• _Written instruction_:
Copy out each line that includes the word "more".

## begin

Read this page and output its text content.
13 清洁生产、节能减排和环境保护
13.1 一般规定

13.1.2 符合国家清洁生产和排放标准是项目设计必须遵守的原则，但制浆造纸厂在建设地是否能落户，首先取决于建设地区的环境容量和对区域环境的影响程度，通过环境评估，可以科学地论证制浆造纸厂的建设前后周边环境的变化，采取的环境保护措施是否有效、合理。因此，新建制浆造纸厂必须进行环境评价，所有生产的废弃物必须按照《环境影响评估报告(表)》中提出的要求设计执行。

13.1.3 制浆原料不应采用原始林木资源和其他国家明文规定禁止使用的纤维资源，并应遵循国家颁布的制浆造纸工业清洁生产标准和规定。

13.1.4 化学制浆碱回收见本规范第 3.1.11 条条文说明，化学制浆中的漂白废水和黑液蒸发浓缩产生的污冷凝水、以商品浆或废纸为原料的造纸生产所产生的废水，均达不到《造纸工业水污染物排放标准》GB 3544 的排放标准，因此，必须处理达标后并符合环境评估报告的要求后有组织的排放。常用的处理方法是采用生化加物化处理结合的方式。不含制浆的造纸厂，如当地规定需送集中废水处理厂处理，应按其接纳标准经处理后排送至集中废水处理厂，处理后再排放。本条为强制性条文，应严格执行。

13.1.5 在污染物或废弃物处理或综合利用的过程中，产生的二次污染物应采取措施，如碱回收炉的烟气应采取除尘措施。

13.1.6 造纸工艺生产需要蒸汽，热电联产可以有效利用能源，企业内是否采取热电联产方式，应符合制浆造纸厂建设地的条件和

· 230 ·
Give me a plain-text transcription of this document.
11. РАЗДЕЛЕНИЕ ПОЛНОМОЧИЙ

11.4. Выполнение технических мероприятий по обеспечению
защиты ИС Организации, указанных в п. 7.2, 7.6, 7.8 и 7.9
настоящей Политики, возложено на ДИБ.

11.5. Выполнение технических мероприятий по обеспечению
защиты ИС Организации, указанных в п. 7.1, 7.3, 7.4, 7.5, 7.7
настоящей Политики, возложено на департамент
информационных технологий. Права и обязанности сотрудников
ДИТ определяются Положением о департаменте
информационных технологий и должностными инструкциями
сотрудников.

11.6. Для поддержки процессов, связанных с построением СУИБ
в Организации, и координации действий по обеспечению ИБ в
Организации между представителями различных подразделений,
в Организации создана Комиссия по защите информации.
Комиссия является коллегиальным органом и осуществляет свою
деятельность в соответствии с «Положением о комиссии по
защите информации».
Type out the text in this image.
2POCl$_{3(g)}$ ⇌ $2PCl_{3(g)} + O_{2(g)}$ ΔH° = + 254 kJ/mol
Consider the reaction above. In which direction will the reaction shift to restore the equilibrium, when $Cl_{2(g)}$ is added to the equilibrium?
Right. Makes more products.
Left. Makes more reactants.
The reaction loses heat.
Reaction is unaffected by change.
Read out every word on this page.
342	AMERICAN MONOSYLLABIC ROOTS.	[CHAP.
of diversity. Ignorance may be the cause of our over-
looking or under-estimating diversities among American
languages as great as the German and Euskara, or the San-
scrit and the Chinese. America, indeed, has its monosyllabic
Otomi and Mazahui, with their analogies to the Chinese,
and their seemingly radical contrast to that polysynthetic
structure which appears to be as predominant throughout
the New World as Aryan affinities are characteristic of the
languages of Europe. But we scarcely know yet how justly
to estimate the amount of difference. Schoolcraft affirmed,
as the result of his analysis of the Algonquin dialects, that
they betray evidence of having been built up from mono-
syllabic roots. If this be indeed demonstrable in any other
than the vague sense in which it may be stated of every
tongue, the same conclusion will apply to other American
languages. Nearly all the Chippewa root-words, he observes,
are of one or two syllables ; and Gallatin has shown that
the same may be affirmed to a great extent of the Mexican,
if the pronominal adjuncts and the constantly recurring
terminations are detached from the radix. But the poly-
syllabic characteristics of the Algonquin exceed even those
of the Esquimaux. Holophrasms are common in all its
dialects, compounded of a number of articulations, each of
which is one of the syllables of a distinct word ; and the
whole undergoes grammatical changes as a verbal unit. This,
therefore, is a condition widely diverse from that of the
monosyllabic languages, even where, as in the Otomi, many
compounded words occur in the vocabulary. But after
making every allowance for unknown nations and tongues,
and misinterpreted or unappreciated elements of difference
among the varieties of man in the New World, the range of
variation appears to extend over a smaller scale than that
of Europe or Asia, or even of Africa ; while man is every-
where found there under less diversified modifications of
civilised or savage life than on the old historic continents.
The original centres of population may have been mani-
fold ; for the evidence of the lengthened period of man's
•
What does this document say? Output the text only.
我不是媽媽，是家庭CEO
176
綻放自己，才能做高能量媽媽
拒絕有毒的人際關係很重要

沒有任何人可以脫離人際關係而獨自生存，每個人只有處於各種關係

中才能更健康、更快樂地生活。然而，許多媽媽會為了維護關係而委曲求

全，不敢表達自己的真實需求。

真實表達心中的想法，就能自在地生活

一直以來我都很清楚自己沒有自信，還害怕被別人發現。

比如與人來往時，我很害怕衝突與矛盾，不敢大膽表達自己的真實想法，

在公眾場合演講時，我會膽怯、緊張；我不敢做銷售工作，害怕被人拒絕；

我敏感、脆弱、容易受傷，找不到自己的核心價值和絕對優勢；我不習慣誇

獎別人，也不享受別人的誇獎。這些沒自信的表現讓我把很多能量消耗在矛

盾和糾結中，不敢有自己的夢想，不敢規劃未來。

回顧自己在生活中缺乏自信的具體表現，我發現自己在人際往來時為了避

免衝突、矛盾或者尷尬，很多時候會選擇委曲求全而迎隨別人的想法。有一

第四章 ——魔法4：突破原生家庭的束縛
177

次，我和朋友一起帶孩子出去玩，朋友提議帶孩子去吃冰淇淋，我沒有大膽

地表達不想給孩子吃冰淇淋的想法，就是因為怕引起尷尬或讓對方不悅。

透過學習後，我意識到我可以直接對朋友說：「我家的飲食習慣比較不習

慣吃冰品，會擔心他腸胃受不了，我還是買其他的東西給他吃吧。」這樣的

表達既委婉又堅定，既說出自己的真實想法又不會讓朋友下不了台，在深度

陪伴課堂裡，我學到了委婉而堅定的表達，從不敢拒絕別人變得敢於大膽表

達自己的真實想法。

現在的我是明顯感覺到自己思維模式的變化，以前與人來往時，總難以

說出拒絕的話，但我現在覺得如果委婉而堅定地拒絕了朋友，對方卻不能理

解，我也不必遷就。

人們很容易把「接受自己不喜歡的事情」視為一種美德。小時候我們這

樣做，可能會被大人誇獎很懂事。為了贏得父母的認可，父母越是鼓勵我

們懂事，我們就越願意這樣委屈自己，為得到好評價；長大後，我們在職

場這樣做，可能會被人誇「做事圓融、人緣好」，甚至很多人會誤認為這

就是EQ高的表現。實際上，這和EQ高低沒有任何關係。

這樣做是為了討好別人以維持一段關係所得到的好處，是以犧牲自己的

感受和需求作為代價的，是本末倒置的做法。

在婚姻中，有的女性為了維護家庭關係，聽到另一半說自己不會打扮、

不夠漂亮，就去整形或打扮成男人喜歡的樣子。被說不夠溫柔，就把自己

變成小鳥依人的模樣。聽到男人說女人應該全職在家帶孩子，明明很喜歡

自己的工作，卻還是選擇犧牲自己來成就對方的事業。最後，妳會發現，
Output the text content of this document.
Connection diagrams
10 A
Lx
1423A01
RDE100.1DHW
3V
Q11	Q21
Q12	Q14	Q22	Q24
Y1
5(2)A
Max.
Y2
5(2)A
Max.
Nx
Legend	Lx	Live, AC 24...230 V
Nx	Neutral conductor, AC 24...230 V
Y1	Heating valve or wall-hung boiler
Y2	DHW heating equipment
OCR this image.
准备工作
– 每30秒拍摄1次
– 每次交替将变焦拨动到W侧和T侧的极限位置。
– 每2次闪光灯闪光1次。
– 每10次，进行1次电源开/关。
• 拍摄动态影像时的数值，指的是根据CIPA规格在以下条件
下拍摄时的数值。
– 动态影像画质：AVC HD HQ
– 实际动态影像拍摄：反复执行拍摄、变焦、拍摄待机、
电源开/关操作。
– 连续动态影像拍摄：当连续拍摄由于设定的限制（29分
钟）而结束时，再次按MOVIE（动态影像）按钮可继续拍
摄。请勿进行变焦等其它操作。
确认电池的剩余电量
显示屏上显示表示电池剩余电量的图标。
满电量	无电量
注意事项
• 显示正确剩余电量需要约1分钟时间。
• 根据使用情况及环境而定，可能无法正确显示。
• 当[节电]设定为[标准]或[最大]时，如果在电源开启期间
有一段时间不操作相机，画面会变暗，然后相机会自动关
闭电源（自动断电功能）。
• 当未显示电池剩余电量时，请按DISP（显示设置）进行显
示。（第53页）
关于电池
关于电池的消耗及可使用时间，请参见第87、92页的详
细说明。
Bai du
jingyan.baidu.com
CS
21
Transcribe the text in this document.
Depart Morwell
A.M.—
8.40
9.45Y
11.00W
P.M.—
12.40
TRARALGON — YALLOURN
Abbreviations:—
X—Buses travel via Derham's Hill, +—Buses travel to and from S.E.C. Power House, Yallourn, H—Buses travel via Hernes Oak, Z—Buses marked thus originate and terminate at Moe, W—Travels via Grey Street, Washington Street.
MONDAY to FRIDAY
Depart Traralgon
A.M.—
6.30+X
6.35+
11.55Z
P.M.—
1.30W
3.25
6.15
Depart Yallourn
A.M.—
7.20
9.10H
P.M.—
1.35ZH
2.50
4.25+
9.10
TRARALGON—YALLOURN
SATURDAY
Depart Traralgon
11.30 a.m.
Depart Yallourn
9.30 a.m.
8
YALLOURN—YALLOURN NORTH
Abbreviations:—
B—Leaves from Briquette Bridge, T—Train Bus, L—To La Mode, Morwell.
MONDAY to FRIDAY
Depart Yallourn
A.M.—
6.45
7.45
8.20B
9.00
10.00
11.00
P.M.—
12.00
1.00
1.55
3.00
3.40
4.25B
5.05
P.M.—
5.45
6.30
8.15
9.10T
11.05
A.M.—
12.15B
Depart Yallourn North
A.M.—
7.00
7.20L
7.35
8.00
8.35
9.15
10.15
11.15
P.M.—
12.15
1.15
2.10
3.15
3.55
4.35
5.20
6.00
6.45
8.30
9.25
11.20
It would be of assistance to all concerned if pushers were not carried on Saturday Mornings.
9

## end

• _Solution_:
Right. Makes more products.
Left. Makes more reactants.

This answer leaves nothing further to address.